Task goal =
Restate all the material verbatim, except for the pictures.

Material shown =
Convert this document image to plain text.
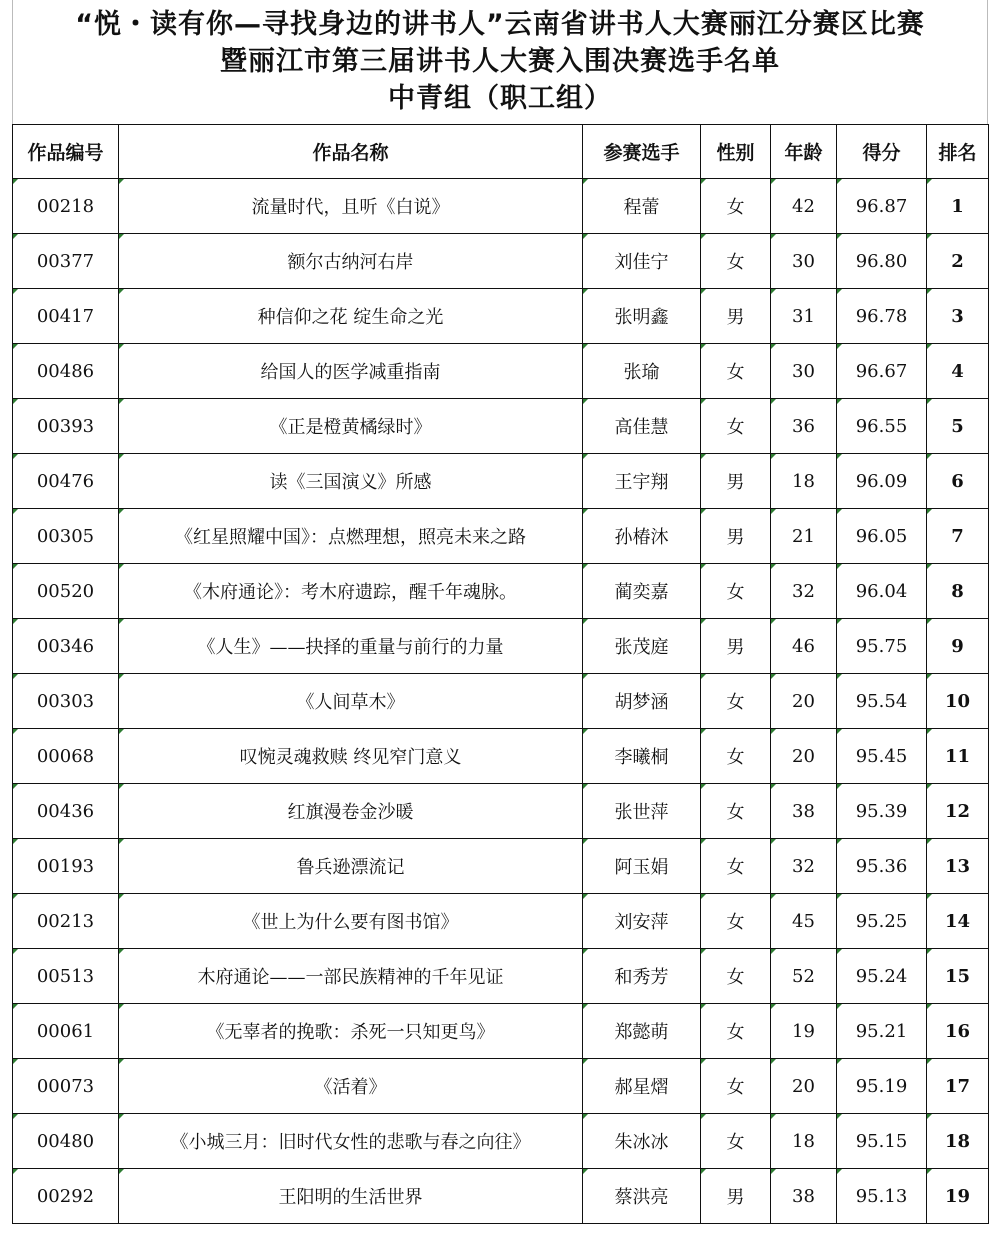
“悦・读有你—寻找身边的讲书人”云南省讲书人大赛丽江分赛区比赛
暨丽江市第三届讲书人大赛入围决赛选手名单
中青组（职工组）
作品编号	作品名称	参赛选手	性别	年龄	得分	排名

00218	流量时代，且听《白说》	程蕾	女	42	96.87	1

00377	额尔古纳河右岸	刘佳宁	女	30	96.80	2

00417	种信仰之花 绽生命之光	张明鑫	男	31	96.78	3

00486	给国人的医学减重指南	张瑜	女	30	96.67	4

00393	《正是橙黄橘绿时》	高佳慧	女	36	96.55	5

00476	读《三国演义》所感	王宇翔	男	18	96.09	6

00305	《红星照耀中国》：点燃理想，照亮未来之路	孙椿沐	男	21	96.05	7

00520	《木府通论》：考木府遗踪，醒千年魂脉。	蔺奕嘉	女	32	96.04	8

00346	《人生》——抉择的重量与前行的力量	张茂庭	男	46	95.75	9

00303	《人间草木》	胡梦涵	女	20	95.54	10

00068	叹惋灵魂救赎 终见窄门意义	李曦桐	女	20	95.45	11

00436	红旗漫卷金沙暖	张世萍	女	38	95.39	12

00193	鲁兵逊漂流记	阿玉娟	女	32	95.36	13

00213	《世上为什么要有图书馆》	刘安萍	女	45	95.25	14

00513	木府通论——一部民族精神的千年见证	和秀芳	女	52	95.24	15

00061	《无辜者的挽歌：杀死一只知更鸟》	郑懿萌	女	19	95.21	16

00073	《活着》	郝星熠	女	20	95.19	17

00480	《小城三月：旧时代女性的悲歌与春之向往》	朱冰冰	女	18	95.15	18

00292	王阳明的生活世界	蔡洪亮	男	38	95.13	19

Solution to the problem =
Convert this document image to plain text.
“悦・读有你—寻找身边的讲书人”云南省讲书人大赛丽江分赛区比赛
暨丽江市第三届讲书人大赛入围决赛选手名单
中青组（职工组）
作品编号	作品名称	参赛选手	性别	年龄	得分	排名

00218	流量时代，且听《白说》	程蕾	女	42	96.87	1

00377	额尔古纳河右岸	刘佳宁	女	30	96.80	2

00417	种信仰之花 绽生命之光	张明鑫	男	31	96.78	3

00486	给国人的医学减重指南	张瑜	女	30	96.67	4

00393	《正是橙黄橘绿时》	高佳慧	女	36	96.55	5

00476	读《三国演义》所感	王宇翔	男	18	96.09	6

00305	《红星照耀中国》：点燃理想，照亮未来之路	孙椿沐	男	21	96.05	7

00520	《木府通论》：考木府遗踪，醒千年魂脉。	蔺奕嘉	女	32	96.04	8

00346	《人生》——抉择的重量与前行的力量	张茂庭	男	46	95.75	9

00303	《人间草木》	胡梦涵	女	20	95.54	10

00068	叹惋灵魂救赎 终见窄门意义	李曦桐	女	20	95.45	11

00436	红旗漫卷金沙暖	张世萍	女	38	95.39	12

00193	鲁兵逊漂流记	阿玉娟	女	32	95.36	13

00213	《世上为什么要有图书馆》	刘安萍	女	45	95.25	14

00513	木府通论——一部民族精神的千年见证	和秀芳	女	52	95.24	15

00061	《无辜者的挽歌：杀死一只知更鸟》	郑懿萌	女	19	95.21	16

00073	《活着》	郝星熠	女	20	95.19	17

00480	《小城三月：旧时代女性的悲歌与春之向往》	朱冰冰	女	18	95.15	18

00292	王阳明的生活世界	蔡洪亮	男	38	95.13	19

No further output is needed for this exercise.